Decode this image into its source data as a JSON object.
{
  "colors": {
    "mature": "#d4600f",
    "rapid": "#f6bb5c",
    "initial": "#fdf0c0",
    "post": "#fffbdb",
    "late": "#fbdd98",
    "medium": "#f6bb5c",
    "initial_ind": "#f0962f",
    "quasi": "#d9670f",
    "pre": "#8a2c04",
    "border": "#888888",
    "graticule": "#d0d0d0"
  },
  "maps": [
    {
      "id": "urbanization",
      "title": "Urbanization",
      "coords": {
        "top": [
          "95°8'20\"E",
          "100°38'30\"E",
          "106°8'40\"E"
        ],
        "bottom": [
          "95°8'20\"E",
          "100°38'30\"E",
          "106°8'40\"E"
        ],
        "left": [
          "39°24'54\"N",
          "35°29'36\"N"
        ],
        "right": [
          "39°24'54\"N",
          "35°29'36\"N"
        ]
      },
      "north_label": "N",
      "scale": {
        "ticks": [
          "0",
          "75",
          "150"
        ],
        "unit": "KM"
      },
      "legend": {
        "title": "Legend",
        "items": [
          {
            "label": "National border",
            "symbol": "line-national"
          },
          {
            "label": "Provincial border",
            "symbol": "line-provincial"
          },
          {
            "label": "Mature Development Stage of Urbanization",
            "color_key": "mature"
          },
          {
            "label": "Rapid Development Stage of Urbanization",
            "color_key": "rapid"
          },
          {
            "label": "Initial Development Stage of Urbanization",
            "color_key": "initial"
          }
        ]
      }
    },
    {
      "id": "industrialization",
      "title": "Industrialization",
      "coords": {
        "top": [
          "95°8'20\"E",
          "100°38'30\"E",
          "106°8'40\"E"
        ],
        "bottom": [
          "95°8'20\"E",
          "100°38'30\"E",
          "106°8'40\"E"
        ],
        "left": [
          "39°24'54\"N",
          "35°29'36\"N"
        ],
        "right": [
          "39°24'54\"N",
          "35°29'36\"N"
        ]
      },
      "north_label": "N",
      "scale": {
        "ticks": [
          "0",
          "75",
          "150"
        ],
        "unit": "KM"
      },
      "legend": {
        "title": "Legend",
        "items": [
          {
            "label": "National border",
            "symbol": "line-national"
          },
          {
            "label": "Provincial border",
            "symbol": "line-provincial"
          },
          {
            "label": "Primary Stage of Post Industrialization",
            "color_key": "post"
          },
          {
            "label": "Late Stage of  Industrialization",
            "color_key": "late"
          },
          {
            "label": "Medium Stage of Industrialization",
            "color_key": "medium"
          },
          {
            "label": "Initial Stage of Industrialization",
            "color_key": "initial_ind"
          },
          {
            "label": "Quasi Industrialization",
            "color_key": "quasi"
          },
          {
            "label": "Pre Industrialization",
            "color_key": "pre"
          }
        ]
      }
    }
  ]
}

◆ ◆ ◆ ◆

### Set problem
Return every line of the preceding records in which the word "title" appears.

### Problem solution
      "title": "Urbanization",
        "title": "Legend",
      "title": "Industrialization",
        "title": "Legend",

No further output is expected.